__JOB__
Look for "Setup" in the listing below. Gather each line that contains it.

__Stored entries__
━━━━━━━━━━━━━━━━━━━━

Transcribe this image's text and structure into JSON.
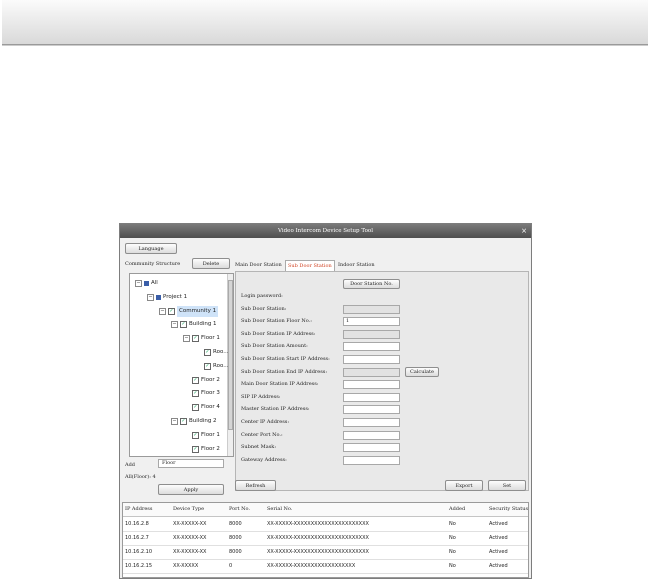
{
  "window": {
    "title": "Video Intercom Device Setup Tool",
    "close": "×"
  },
  "top": {
    "language": "Language"
  },
  "community": {
    "label": "Community Structure",
    "delete": "Delete"
  },
  "tree": [
    {
      "label": "All",
      "icon": "square",
      "exp": "−"
    },
    {
      "label": "Project 1",
      "icon": "square",
      "exp": "−"
    },
    {
      "label": "Community 1",
      "icon": "check",
      "exp": "−",
      "selected": true
    },
    {
      "label": "Building 1",
      "icon": "check",
      "exp": "−"
    },
    {
      "label": "Floor 1",
      "icon": "check",
      "exp": "−"
    },
    {
      "label": "Roo...",
      "icon": "check"
    },
    {
      "label": "Roo...",
      "icon": "check"
    },
    {
      "label": "Floor 2",
      "icon": "check"
    },
    {
      "label": "Floor 3",
      "icon": "check"
    },
    {
      "label": "Floor 4",
      "icon": "check"
    },
    {
      "label": "Building 2",
      "icon": "check",
      "exp": "−"
    },
    {
      "label": "Floor 1",
      "icon": "check"
    },
    {
      "label": "Floor 2",
      "icon": "check"
    }
  ],
  "add": {
    "label": "Add",
    "value": "Floor",
    "all_floor": "All(Floor): 4",
    "apply": "Apply"
  },
  "tabs": [
    "Main Door Station",
    "Sub Door Station",
    "Indoor Station"
  ],
  "form": {
    "door_station_no_btn": "Door Station No.",
    "labels": [
      "Login password:",
      "Sub Door Station:",
      "Sub Door Station Floor No.:",
      "Sub Door Station IP Address:",
      "Sub Door Station Amount:",
      "Sub Door Station Start IP Address:",
      "Sub Door Station End IP Address:",
      "Main Door Station IP Address:",
      "SIP IP Address:",
      "Master Station IP Address:",
      "Center IP Address:",
      "Center Port No.:",
      "Subnet Mask:",
      "Gateway Address:"
    ],
    "floor_value": "1",
    "calculate": "Calculate"
  },
  "buttons": {
    "refresh": "Refresh",
    "export": "Export",
    "set": "Set"
  },
  "table": {
    "columns": [
      "IP Address",
      "Device Type",
      "Port No.",
      "Serial No.",
      "Added",
      "Security Status"
    ],
    "rows": [
      [
        "10.16.2.8",
        "XX-XXXXX-XX",
        "8000",
        "XX-XXXXX-XXXXXXXXXXXXXXXXXXXXXX",
        "No",
        "Actived"
      ],
      [
        "10.16.2.7",
        "XX-XXXXX-XX",
        "8000",
        "XX-XXXXX-XXXXXXXXXXXXXXXXXXXXXX",
        "No",
        "Actived"
      ],
      [
        "10.16.2.10",
        "XX-XXXXX-XX",
        "8000",
        "XX-XXXXX-XXXXXXXXXXXXXXXXXXXXXX",
        "No",
        "Actived"
      ],
      [
        "10.16.2.15",
        "XX-XXXXX",
        "0",
        "XX-XXXXX-XXXXXXXXXXXXXXXXXX",
        "No",
        "Actived"
      ]
    ]
  }
}
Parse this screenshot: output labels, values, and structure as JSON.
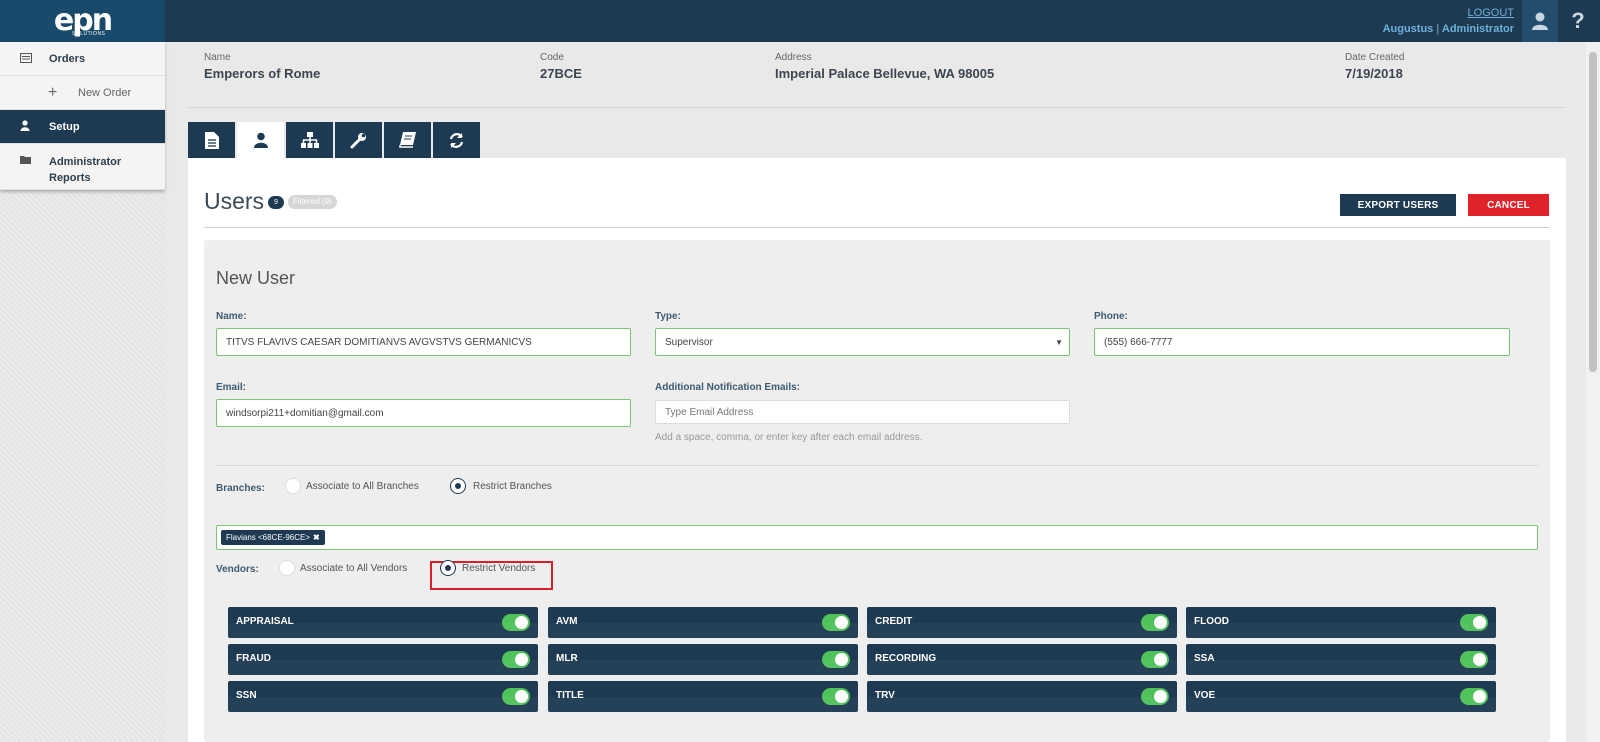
{
  "header": {
    "logo": "epn",
    "logo_sub": "SOLUTIONS",
    "logout": "LOGOUT",
    "user_name": "Augustus",
    "user_role": "Administrator",
    "help_glyph": "?"
  },
  "sidebar": {
    "items": [
      {
        "label": "Orders",
        "icon": "orders-icon"
      },
      {
        "label": "New Order",
        "icon": "plus-icon"
      },
      {
        "label": "Setup",
        "icon": "user-icon"
      },
      {
        "label": "Administrator Reports",
        "icon": "folder-icon"
      }
    ]
  },
  "info": {
    "name_label": "Name",
    "name": "Emperors of Rome",
    "code_label": "Code",
    "code": "27BCE",
    "address_label": "Address",
    "address": "Imperial Palace Bellevue, WA 98005",
    "date_label": "Date Created",
    "date": "7/19/2018"
  },
  "tabs": [
    "document-icon",
    "user-icon",
    "sitemap-icon",
    "wrench-icon",
    "book-icon",
    "refresh-icon"
  ],
  "users": {
    "title": "Users",
    "count": "9",
    "filtered": "Filtered (9)",
    "export_label": "EXPORT USERS",
    "cancel_label": "CANCEL"
  },
  "form": {
    "title": "New User",
    "name_label": "Name:",
    "name_value": "TITVS FLAVIVS CAESAR DOMITIANVS AVGVSTVS GERMANICVS",
    "type_label": "Type:",
    "type_value": "Supervisor",
    "phone_label": "Phone:",
    "phone_value": "(555) 666-7777",
    "email_label": "Email:",
    "email_value": "windsorpi211+domitian@gmail.com",
    "notif_label": "Additional Notification Emails:",
    "notif_placeholder": "Type Email Address",
    "notif_help": "Add a space, comma, or enter key after each email address.",
    "branches_label": "Branches:",
    "branch_all": "Associate to All Branches",
    "branch_restrict": "Restrict Branches",
    "branch_chip": "Flavians <68CE-96CE>",
    "vendors_label": "Vendors:",
    "vendor_all": "Associate to All Vendors",
    "vendor_restrict": "Restrict Vendors"
  },
  "vendors": [
    "APPRAISAL",
    "AVM",
    "CREDIT",
    "FLOOD",
    "FRAUD",
    "MLR",
    "RECORDING",
    "SSA",
    "SSN",
    "TITLE",
    "TRV",
    "VOE"
  ],
  "colors": {
    "navy": "#1d3a52",
    "accent_green": "#4fc25a",
    "cancel_red": "#e0222b"
  }
}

━━━━━━━━━━━━━━━━━━━━

__REPLY TO THE EXERCISE__
    "title": "Video Intercom Device Setup Tool",
        "label": "Setup",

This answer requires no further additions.